Update the material below by replacing every "interactable" with "clickable" and changing nothing else. Omit the pictures from your answer.

* begin *

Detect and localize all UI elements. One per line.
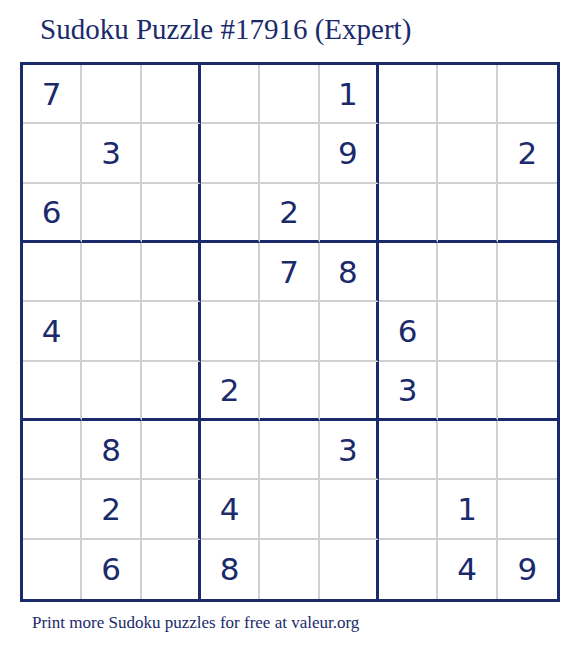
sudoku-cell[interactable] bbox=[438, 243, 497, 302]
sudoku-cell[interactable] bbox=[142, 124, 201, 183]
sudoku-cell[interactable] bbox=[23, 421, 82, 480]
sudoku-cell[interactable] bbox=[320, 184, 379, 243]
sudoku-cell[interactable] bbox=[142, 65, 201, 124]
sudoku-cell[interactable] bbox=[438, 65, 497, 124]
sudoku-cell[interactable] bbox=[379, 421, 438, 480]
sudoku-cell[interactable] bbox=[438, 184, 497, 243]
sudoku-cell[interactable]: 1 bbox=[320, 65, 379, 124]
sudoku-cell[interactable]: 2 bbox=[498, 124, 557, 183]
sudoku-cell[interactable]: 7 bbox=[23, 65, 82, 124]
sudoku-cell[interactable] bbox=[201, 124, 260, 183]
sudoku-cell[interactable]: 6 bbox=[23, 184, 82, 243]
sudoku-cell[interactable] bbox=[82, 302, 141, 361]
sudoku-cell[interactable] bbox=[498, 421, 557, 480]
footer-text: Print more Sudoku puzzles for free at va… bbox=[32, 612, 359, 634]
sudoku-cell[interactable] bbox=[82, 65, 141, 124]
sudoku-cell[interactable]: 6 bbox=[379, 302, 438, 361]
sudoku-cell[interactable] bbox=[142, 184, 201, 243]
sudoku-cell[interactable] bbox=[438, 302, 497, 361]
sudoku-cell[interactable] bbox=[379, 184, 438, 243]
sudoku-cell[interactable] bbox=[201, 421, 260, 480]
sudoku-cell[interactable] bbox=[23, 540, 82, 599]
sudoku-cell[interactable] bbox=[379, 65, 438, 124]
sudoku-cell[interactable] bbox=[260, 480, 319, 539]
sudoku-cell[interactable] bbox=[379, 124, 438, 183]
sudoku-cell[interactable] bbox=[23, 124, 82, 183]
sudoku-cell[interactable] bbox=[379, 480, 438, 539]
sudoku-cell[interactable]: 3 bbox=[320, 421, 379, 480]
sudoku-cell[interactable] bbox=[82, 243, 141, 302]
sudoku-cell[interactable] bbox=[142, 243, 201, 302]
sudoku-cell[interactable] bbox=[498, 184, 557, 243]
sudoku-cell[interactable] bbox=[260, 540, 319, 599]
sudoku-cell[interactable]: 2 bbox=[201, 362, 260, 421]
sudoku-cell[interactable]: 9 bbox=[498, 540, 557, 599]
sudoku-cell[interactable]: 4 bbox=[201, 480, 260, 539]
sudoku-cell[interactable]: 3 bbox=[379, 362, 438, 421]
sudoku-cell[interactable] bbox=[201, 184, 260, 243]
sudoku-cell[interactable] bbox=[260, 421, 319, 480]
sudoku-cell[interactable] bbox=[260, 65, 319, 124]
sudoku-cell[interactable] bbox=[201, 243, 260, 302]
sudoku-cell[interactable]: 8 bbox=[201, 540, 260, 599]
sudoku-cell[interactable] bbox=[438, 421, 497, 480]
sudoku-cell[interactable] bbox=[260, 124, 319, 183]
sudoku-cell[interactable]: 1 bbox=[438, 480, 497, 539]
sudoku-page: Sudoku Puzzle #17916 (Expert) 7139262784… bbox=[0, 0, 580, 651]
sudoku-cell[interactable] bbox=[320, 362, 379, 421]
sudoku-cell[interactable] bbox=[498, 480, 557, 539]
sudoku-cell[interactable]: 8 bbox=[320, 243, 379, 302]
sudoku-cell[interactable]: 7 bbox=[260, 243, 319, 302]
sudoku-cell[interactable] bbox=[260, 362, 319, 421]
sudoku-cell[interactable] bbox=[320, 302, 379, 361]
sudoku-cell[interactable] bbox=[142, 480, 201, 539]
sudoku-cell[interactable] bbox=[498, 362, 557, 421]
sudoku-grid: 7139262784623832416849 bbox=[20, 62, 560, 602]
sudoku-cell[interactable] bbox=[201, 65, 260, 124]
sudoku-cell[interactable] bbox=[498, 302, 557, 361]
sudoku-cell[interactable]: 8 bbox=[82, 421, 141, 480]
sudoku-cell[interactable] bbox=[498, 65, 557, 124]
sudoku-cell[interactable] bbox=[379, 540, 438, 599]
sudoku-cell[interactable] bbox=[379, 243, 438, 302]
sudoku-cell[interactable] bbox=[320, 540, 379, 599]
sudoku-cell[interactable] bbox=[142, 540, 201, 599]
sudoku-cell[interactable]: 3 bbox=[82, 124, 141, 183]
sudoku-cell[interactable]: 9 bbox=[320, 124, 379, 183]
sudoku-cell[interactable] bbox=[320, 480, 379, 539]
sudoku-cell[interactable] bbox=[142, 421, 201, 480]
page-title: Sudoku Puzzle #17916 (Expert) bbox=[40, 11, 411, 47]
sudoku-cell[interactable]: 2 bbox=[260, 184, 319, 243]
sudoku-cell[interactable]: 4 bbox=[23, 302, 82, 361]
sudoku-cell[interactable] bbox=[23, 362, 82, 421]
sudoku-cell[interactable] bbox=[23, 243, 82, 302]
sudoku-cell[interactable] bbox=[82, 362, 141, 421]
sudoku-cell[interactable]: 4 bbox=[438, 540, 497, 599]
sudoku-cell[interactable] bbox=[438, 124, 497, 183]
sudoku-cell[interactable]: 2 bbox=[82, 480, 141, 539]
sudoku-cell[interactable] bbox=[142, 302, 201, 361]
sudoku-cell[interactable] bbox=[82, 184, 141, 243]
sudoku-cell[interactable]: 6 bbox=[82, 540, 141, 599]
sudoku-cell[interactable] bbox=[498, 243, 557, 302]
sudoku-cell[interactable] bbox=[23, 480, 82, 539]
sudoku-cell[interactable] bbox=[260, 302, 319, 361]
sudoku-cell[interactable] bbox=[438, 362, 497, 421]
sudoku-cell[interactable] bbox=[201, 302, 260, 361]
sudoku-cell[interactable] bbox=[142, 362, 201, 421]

* end *

▶ **The reply**:
Detect and localize all UI elements. One per line.
sudoku-cell[clickable] bbox=[438, 243, 497, 302]
sudoku-cell[clickable] bbox=[142, 124, 201, 183]
sudoku-cell[clickable] bbox=[23, 421, 82, 480]
sudoku-cell[clickable] bbox=[320, 184, 379, 243]
sudoku-cell[clickable] bbox=[142, 65, 201, 124]
sudoku-cell[clickable] bbox=[438, 65, 497, 124]
sudoku-cell[clickable] bbox=[379, 421, 438, 480]
sudoku-cell[clickable] bbox=[438, 184, 497, 243]
sudoku-cell[clickable]: 1 bbox=[320, 65, 379, 124]
sudoku-cell[clickable]: 2 bbox=[498, 124, 557, 183]
sudoku-cell[clickable]: 7 bbox=[23, 65, 82, 124]
sudoku-cell[clickable] bbox=[201, 124, 260, 183]
sudoku-cell[clickable]: 6 bbox=[23, 184, 82, 243]
sudoku-cell[clickable] bbox=[82, 302, 141, 361]
sudoku-cell[clickable] bbox=[498, 421, 557, 480]
footer-text: Print more Sudoku puzzles for free at va… bbox=[32, 612, 359, 634]
sudoku-cell[clickable] bbox=[82, 65, 141, 124]
sudoku-cell[clickable]: 6 bbox=[379, 302, 438, 361]
sudoku-cell[clickable] bbox=[142, 184, 201, 243]
sudoku-cell[clickable] bbox=[438, 302, 497, 361]
sudoku-cell[clickable] bbox=[379, 184, 438, 243]
sudoku-cell[clickable] bbox=[201, 421, 260, 480]
sudoku-cell[clickable] bbox=[23, 540, 82, 599]
sudoku-cell[clickable] bbox=[379, 65, 438, 124]
sudoku-cell[clickable] bbox=[260, 480, 319, 539]
sudoku-cell[clickable] bbox=[379, 124, 438, 183]
sudoku-cell[clickable] bbox=[23, 124, 82, 183]
sudoku-cell[clickable] bbox=[379, 480, 438, 539]
sudoku-cell[clickable]: 3 bbox=[320, 421, 379, 480]
sudoku-cell[clickable] bbox=[82, 243, 141, 302]
sudoku-cell[clickable] bbox=[142, 243, 201, 302]
sudoku-cell[clickable] bbox=[498, 184, 557, 243]
sudoku-cell[clickable] bbox=[260, 540, 319, 599]
sudoku-cell[clickable]: 2 bbox=[201, 362, 260, 421]
sudoku-cell[clickable]: 9 bbox=[498, 540, 557, 599]
sudoku-cell[clickable]: 4 bbox=[201, 480, 260, 539]
sudoku-cell[clickable]: 3 bbox=[379, 362, 438, 421]
sudoku-cell[clickable] bbox=[201, 184, 260, 243]
sudoku-cell[clickable] bbox=[260, 421, 319, 480]
sudoku-cell[clickable] bbox=[260, 65, 319, 124]
sudoku-cell[clickable] bbox=[201, 243, 260, 302]
sudoku-cell[clickable]: 8 bbox=[201, 540, 260, 599]
sudoku-cell[clickable] bbox=[438, 421, 497, 480]
sudoku-cell[clickable] bbox=[260, 124, 319, 183]
sudoku-cell[clickable]: 1 bbox=[438, 480, 497, 539]
sudoku-page: Sudoku Puzzle #17916 (Expert) 7139262784… bbox=[0, 0, 580, 651]
sudoku-cell[clickable] bbox=[320, 362, 379, 421]
sudoku-cell[clickable] bbox=[498, 480, 557, 539]
sudoku-cell[clickable]: 8 bbox=[320, 243, 379, 302]
sudoku-cell[clickable]: 7 bbox=[260, 243, 319, 302]
sudoku-cell[clickable] bbox=[260, 362, 319, 421]
sudoku-cell[clickable] bbox=[320, 302, 379, 361]
sudoku-cell[clickable] bbox=[142, 480, 201, 539]
sudoku-cell[clickable] bbox=[498, 362, 557, 421]
sudoku-grid: 7139262784623832416849 bbox=[20, 62, 560, 602]
sudoku-cell[clickable] bbox=[201, 65, 260, 124]
sudoku-cell[clickable] bbox=[498, 302, 557, 361]
sudoku-cell[clickable]: 8 bbox=[82, 421, 141, 480]
sudoku-cell[clickable] bbox=[498, 65, 557, 124]
sudoku-cell[clickable] bbox=[379, 540, 438, 599]
sudoku-cell[clickable] bbox=[379, 243, 438, 302]
sudoku-cell[clickable] bbox=[320, 540, 379, 599]
sudoku-cell[clickable] bbox=[142, 540, 201, 599]
sudoku-cell[clickable]: 3 bbox=[82, 124, 141, 183]
sudoku-cell[clickable]: 9 bbox=[320, 124, 379, 183]
sudoku-cell[clickable] bbox=[320, 480, 379, 539]
sudoku-cell[clickable] bbox=[142, 421, 201, 480]
page-title: Sudoku Puzzle #17916 (Expert) bbox=[40, 11, 411, 47]
sudoku-cell[clickable]: 2 bbox=[260, 184, 319, 243]
sudoku-cell[clickable]: 4 bbox=[23, 302, 82, 361]
sudoku-cell[clickable] bbox=[23, 362, 82, 421]
sudoku-cell[clickable] bbox=[23, 243, 82, 302]
sudoku-cell[clickable] bbox=[82, 362, 141, 421]
sudoku-cell[clickable]: 4 bbox=[438, 540, 497, 599]
sudoku-cell[clickable] bbox=[438, 124, 497, 183]
sudoku-cell[clickable]: 2 bbox=[82, 480, 141, 539]
sudoku-cell[clickable] bbox=[142, 302, 201, 361]
sudoku-cell[clickable] bbox=[82, 184, 141, 243]
sudoku-cell[clickable]: 6 bbox=[82, 540, 141, 599]
sudoku-cell[clickable] bbox=[498, 243, 557, 302]
sudoku-cell[clickable] bbox=[23, 480, 82, 539]
sudoku-cell[clickable] bbox=[260, 302, 319, 361]
sudoku-cell[clickable] bbox=[438, 362, 497, 421]
sudoku-cell[clickable] bbox=[201, 302, 260, 361]
sudoku-cell[clickable] bbox=[142, 362, 201, 421]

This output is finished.